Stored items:
'''

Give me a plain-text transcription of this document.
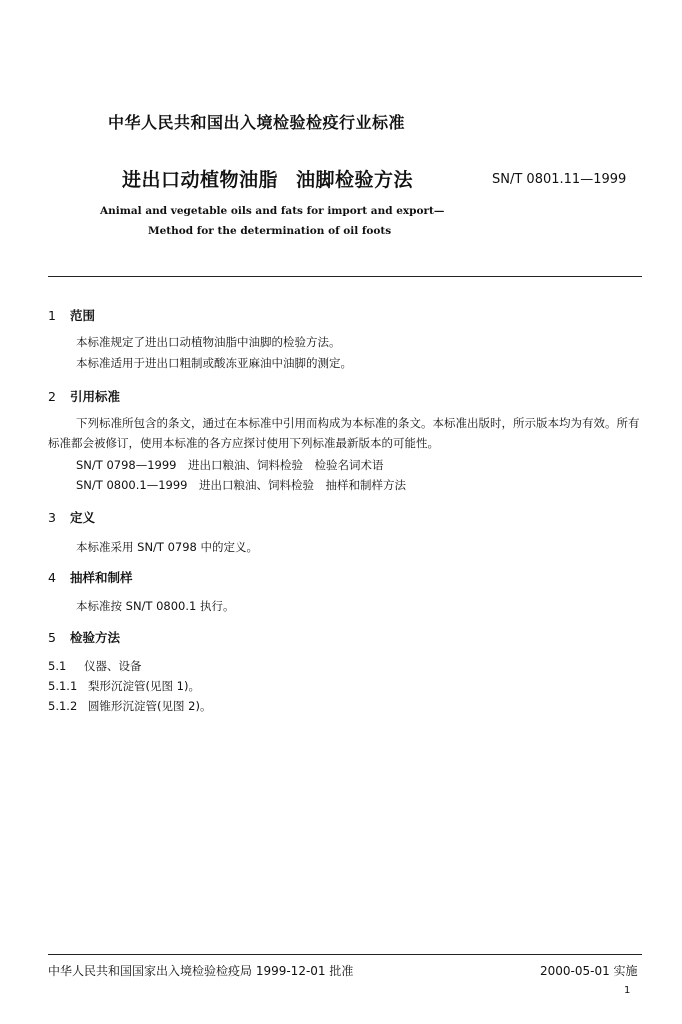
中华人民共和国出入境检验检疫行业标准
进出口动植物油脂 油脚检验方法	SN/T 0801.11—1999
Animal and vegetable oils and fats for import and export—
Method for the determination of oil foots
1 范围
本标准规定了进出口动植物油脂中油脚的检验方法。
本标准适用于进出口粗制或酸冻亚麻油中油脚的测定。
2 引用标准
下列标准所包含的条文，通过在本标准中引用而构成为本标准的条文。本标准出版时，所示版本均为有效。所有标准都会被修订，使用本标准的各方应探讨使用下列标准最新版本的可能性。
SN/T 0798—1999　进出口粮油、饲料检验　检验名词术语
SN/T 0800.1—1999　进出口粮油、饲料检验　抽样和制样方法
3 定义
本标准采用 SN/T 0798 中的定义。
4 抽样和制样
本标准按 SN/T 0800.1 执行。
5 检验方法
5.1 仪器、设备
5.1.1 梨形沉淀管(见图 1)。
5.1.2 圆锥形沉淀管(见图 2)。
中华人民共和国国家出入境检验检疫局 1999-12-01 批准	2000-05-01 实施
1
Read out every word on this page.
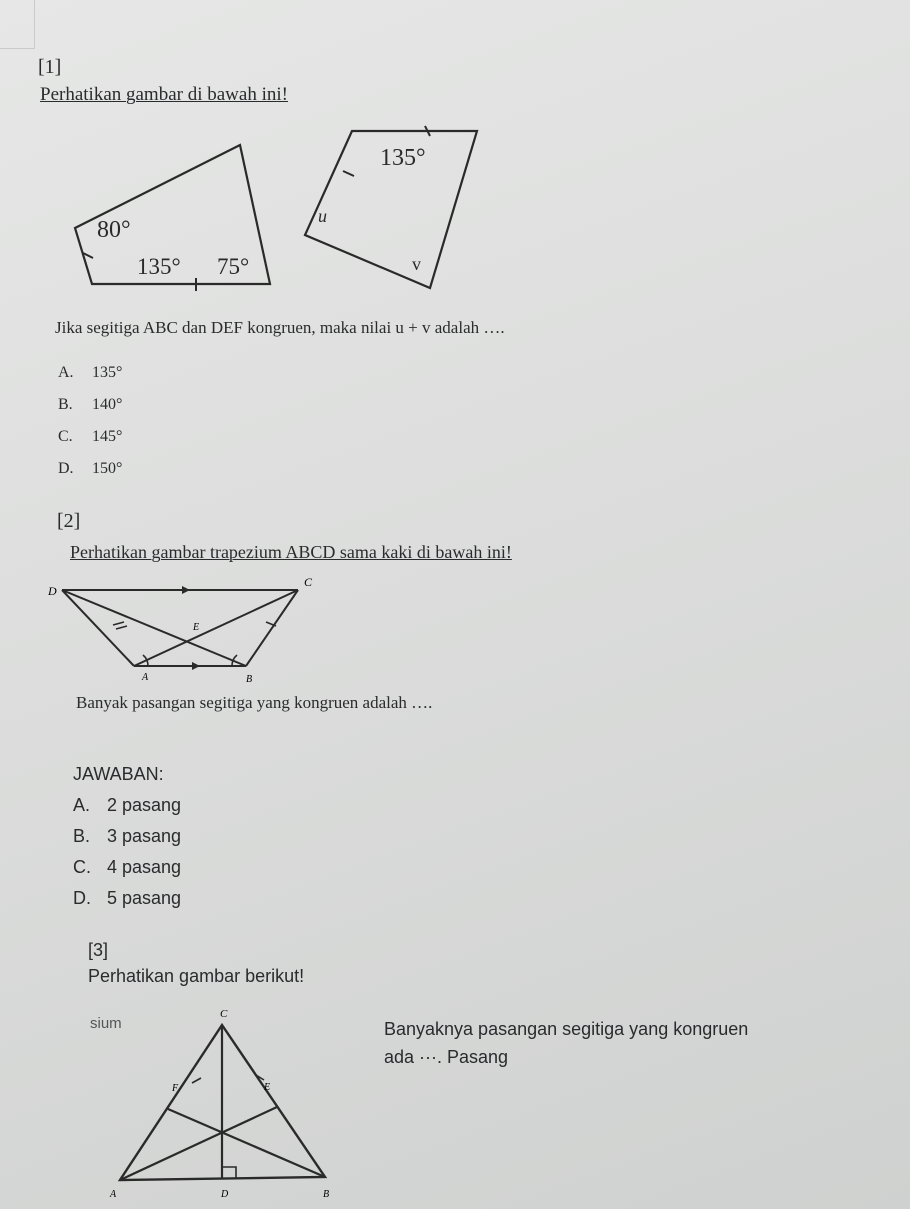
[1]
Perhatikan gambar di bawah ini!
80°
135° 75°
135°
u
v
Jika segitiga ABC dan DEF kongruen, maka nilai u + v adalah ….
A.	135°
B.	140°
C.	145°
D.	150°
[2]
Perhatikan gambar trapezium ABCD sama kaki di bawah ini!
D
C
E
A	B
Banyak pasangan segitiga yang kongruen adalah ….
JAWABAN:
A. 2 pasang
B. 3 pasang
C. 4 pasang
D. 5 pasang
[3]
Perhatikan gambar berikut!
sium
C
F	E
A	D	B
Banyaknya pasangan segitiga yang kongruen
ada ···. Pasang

'''
'''

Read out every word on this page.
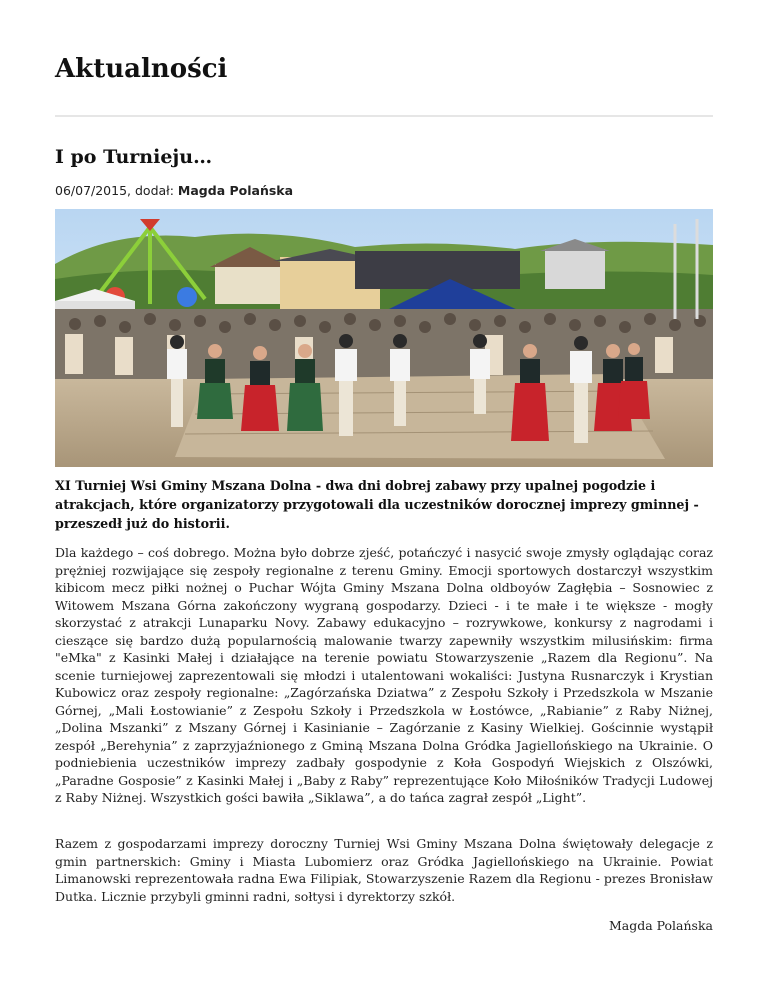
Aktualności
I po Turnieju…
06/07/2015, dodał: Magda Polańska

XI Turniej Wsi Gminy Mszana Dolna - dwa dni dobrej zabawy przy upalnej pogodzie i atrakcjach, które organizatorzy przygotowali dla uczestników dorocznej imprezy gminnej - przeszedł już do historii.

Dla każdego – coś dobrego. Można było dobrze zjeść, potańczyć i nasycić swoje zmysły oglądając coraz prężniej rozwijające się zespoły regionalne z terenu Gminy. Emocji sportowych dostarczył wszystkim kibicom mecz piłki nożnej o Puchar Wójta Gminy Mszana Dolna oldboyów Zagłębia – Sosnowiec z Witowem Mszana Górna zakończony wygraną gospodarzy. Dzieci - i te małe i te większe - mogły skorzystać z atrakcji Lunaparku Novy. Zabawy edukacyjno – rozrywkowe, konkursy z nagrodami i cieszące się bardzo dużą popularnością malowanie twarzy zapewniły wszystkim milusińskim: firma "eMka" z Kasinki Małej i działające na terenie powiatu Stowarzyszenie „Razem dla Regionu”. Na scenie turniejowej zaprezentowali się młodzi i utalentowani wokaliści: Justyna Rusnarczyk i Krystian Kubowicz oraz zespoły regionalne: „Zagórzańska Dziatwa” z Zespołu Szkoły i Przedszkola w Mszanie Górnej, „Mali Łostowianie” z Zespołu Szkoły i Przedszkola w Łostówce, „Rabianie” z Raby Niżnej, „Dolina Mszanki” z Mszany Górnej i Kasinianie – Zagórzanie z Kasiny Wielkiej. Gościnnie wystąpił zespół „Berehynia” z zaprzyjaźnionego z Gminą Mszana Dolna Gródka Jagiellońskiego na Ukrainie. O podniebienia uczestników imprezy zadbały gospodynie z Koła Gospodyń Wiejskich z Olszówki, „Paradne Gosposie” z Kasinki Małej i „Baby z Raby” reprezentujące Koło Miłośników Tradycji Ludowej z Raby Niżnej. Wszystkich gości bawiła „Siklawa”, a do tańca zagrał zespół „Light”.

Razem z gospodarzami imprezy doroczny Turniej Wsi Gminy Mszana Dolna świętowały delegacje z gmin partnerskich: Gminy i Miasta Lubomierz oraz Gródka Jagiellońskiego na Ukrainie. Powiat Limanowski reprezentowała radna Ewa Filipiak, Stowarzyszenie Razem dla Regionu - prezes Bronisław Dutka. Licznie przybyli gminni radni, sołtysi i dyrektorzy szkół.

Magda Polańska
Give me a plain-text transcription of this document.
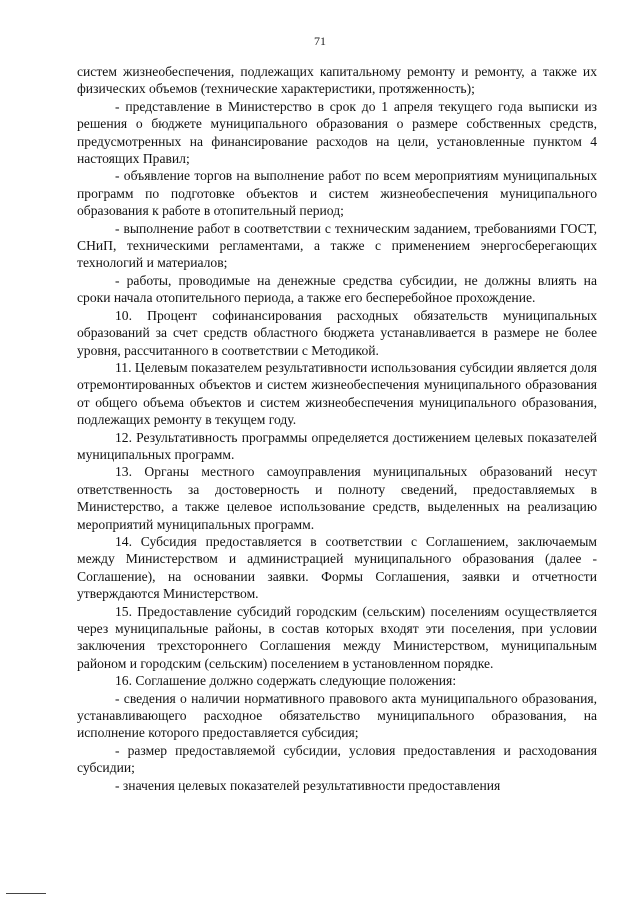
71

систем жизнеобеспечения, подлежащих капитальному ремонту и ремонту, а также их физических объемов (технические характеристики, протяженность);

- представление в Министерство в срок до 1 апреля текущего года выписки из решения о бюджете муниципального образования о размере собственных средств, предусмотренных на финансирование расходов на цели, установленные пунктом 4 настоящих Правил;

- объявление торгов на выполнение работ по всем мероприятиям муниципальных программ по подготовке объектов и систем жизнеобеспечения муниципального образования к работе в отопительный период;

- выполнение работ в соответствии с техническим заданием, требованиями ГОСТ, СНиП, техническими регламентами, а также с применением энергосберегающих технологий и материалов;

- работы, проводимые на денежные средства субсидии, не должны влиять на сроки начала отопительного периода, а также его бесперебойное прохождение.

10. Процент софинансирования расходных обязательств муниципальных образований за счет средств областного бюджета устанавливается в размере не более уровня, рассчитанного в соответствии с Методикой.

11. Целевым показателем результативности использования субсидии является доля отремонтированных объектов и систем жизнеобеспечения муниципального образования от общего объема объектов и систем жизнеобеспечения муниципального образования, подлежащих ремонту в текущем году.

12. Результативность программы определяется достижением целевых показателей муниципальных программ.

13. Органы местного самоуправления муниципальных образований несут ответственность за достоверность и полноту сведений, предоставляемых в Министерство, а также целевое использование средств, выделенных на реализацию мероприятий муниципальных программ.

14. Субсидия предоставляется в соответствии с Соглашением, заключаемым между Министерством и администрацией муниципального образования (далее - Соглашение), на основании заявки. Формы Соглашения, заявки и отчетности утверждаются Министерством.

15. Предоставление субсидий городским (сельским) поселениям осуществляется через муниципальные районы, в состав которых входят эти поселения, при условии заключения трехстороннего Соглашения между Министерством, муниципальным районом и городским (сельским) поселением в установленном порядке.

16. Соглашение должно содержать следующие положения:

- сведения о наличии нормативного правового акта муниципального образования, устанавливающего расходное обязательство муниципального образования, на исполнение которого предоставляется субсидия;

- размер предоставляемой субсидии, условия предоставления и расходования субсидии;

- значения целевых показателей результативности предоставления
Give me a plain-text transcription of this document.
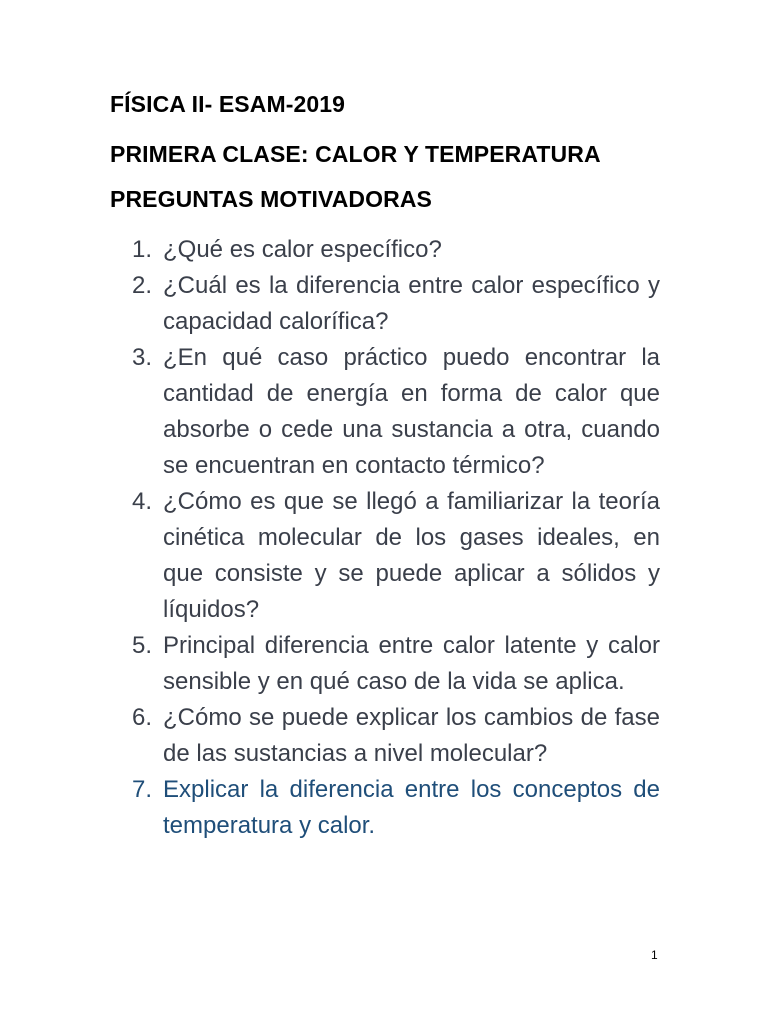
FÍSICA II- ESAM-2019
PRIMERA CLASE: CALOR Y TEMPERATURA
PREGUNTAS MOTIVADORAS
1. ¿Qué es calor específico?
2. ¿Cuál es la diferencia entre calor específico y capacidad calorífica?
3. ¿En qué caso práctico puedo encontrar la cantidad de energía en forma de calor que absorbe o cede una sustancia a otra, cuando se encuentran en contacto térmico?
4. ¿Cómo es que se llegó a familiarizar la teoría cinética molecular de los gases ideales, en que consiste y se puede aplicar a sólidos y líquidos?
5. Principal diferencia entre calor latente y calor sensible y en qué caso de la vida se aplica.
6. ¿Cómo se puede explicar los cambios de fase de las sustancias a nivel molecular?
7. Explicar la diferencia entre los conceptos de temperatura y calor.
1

'''

▸ **WHAT IS BEING ASKED**
Pick out every line above that contains the word "Magda" and copy it.

▸ **RESPONSE TO THE EXERCISE**
06/07/2015, dodał: Magda Polańska
Magda Polańska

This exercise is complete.